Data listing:
=-=-=
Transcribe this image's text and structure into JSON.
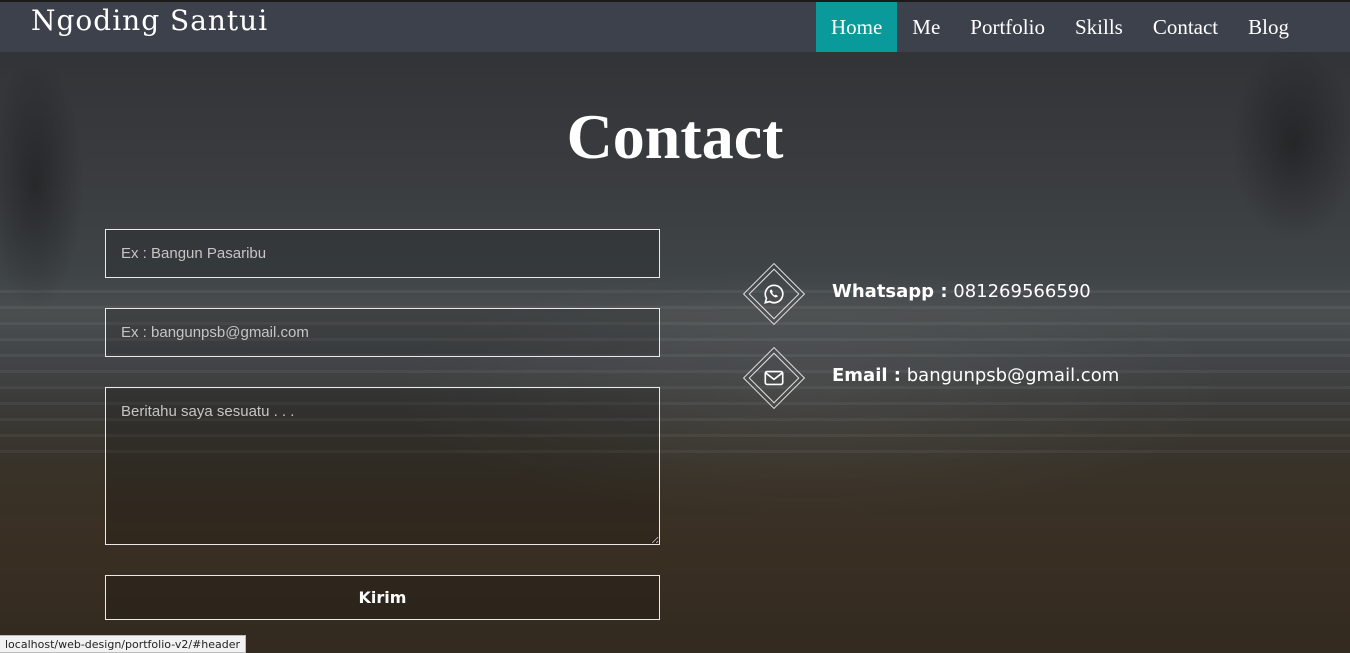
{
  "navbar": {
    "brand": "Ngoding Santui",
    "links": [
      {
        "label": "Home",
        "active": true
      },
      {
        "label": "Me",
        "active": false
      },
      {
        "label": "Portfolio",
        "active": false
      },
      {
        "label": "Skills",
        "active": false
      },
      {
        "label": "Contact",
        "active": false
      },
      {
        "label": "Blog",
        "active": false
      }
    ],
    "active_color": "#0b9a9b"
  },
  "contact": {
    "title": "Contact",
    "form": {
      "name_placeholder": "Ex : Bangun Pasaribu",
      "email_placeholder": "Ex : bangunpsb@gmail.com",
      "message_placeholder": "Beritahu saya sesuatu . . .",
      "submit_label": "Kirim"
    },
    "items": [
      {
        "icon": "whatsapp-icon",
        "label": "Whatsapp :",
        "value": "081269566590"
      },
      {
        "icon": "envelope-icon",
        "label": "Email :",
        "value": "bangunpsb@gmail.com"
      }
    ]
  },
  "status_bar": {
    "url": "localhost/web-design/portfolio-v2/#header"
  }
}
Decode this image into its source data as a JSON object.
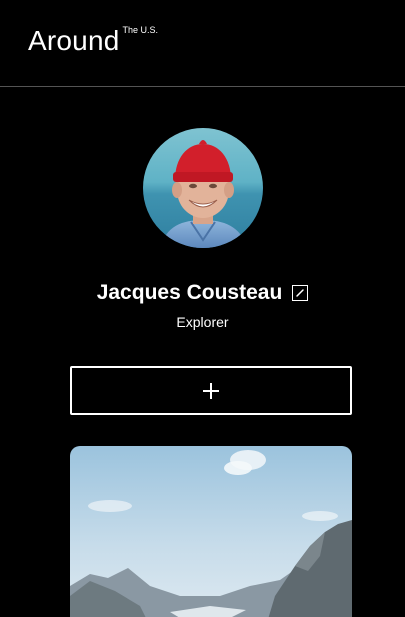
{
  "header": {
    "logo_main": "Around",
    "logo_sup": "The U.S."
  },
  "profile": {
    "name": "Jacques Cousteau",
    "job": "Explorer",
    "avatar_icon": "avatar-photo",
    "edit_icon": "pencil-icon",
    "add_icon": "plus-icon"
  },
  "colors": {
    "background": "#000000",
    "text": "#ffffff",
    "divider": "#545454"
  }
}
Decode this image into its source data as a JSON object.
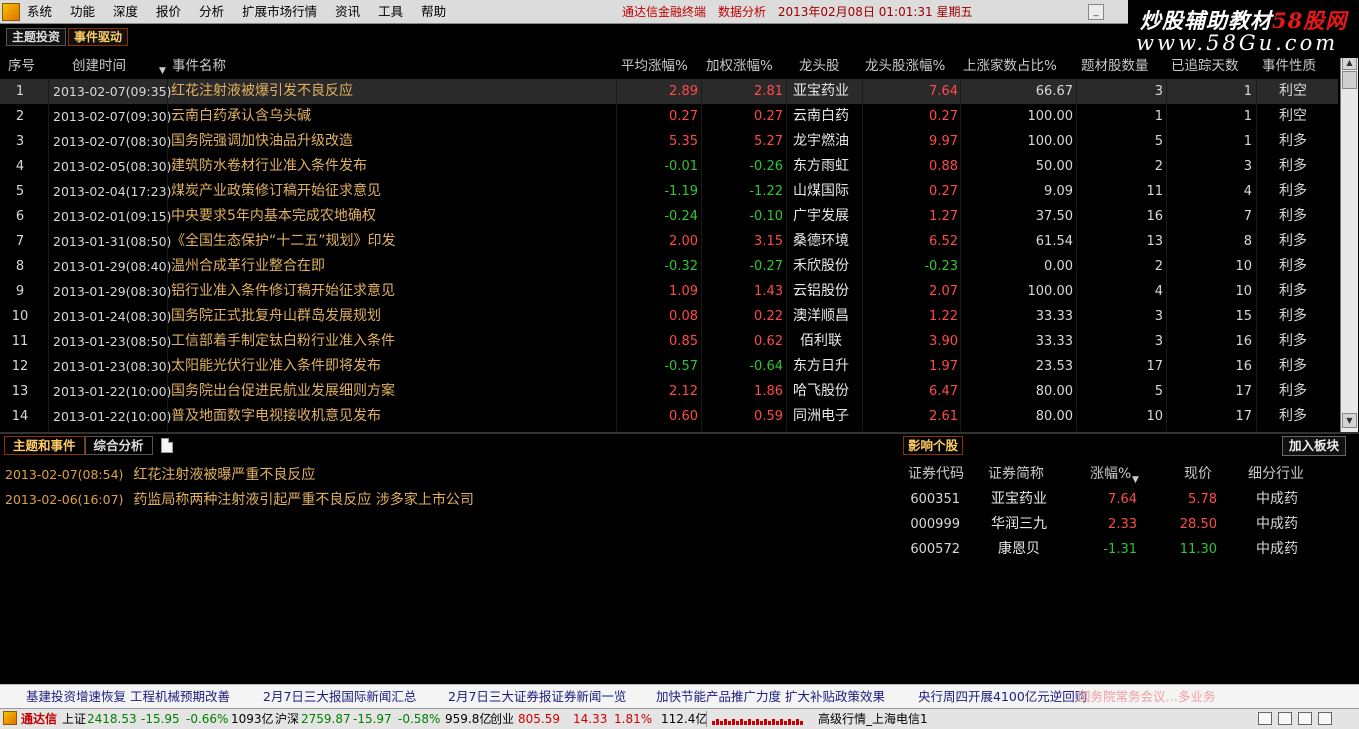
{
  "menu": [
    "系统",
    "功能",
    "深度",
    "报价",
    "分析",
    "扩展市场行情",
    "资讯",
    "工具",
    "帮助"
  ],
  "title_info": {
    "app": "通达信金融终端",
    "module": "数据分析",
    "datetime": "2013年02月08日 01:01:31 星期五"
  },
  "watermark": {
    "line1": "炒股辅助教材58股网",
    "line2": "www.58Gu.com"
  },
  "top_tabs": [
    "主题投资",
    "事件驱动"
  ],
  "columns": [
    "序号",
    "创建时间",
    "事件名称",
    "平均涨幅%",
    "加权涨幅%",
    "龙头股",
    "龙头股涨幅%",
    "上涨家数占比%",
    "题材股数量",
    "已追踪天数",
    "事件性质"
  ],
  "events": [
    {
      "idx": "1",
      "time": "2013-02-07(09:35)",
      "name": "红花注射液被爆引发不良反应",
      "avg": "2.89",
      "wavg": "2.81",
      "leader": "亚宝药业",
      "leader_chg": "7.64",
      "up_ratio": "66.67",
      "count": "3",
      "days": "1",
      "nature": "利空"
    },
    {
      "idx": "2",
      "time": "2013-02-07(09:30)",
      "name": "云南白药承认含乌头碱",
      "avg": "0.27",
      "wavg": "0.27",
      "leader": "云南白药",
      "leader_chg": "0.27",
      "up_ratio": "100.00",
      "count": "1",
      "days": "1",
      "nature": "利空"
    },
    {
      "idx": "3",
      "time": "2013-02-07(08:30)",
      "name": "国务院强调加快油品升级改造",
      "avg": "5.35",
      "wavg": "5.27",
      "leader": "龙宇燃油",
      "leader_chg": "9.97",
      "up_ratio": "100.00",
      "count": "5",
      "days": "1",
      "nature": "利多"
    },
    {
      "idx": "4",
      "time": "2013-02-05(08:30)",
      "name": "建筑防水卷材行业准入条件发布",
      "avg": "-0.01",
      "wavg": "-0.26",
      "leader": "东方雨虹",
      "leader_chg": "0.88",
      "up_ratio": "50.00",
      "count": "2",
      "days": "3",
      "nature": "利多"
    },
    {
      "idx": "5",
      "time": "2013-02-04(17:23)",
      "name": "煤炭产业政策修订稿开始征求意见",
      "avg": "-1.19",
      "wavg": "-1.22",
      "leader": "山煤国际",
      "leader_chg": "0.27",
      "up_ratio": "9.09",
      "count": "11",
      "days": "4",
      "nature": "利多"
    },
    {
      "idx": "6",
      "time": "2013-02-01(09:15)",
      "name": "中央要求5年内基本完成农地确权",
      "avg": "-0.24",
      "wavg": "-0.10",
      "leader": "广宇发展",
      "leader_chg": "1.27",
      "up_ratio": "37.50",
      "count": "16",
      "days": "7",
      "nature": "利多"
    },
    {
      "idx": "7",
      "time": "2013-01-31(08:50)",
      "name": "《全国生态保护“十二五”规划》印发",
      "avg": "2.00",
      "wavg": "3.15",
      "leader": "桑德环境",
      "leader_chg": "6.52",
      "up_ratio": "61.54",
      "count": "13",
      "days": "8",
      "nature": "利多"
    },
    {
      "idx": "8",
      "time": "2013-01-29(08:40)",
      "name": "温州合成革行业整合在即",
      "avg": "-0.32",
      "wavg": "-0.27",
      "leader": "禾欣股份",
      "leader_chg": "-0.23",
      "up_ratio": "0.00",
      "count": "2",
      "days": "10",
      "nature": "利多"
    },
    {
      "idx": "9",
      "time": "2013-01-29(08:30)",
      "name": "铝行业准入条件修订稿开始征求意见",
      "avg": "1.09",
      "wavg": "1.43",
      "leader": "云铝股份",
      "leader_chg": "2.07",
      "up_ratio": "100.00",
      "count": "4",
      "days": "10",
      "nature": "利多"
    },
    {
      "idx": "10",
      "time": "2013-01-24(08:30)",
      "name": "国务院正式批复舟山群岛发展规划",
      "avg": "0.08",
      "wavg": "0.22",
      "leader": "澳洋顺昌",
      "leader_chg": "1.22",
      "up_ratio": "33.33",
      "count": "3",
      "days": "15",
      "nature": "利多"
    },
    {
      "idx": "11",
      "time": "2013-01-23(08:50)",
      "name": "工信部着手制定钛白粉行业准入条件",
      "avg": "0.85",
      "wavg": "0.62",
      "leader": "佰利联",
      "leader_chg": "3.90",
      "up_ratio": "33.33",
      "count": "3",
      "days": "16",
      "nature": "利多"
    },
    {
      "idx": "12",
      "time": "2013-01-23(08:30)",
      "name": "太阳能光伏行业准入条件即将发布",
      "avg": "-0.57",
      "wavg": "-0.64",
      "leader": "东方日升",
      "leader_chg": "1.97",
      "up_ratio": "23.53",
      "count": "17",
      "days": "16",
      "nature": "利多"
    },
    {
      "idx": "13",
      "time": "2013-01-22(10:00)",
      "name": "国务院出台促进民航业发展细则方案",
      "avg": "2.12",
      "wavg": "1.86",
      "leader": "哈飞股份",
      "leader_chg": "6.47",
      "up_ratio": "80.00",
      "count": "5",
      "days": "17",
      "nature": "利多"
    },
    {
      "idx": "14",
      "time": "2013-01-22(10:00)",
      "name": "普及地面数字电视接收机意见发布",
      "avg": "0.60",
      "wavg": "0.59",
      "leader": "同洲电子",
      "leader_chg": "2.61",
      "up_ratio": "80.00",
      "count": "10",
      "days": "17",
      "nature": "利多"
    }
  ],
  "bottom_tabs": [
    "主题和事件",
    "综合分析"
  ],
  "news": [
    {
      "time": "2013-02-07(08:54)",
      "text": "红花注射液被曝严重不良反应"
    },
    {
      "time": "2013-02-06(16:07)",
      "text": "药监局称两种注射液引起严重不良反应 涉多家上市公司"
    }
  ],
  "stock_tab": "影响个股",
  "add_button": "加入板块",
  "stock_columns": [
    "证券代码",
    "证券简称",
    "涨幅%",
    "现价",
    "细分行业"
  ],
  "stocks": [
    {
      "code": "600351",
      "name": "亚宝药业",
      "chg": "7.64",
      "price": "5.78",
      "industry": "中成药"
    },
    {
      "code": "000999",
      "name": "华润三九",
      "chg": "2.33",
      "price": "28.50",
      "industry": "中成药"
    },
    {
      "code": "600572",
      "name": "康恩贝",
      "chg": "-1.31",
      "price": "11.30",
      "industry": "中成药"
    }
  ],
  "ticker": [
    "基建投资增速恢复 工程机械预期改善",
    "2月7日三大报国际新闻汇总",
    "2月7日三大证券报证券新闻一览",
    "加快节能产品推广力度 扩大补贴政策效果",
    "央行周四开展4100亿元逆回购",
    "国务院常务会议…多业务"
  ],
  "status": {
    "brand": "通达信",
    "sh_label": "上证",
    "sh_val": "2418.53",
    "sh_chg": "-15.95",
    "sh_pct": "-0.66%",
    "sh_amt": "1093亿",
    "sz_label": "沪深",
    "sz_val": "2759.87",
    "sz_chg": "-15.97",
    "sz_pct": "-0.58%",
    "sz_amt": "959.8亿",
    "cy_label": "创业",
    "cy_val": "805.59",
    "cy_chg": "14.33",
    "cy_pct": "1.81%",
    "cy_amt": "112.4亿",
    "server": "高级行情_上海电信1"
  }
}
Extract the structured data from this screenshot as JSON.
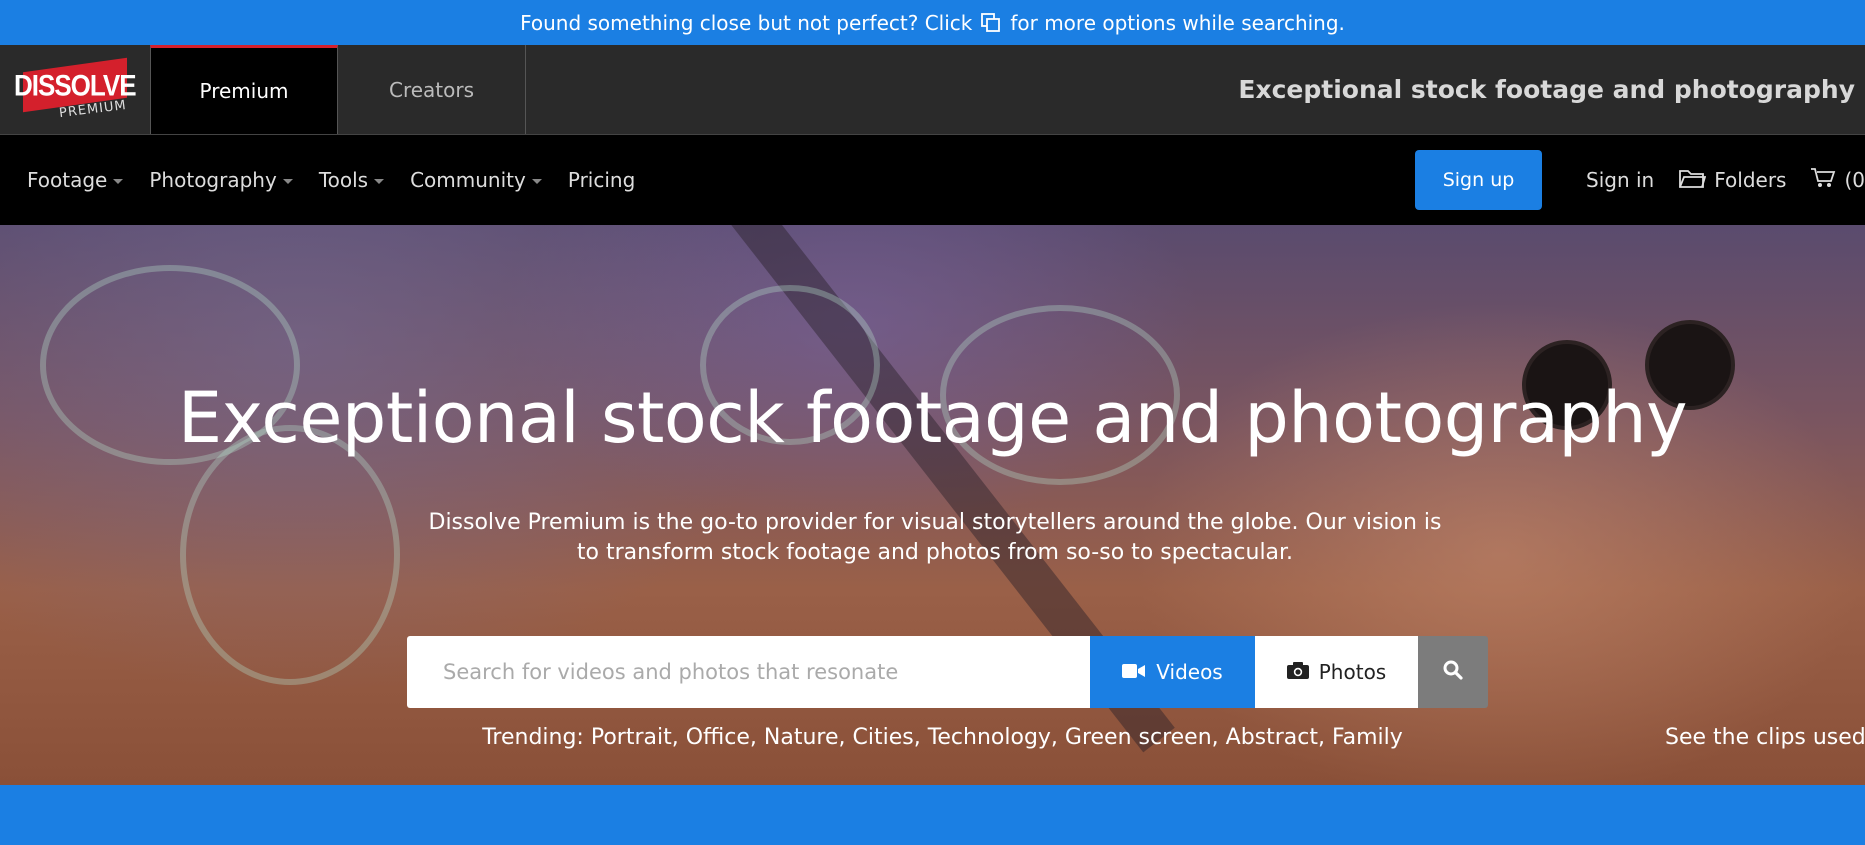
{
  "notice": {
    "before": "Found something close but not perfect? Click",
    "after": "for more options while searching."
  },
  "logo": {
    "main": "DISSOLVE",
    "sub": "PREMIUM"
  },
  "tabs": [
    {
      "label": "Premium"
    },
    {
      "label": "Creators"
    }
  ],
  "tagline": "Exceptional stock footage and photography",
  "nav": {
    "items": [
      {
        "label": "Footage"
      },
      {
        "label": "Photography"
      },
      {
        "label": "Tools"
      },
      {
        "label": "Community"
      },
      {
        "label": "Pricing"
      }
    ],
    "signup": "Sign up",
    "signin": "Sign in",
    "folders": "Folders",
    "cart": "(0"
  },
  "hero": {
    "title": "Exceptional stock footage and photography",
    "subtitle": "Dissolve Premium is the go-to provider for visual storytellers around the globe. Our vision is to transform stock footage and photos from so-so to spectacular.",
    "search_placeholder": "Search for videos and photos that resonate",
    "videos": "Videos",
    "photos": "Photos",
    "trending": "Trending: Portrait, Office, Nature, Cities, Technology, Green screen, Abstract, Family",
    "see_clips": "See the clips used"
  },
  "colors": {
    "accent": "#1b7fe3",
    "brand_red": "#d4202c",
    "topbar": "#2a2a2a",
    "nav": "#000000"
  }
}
=-=-=
■ GIVEN PROBLEM
For each line above that contains the word "JSON", copy that line.

■ EXPECTED ANSWER
Transcribe this image's text and structure into JSON.
Decode this image into its source data as a JSON object.
Decode this image into its source data as a JSON object.
Extract the structured data from this screenshot as JSON.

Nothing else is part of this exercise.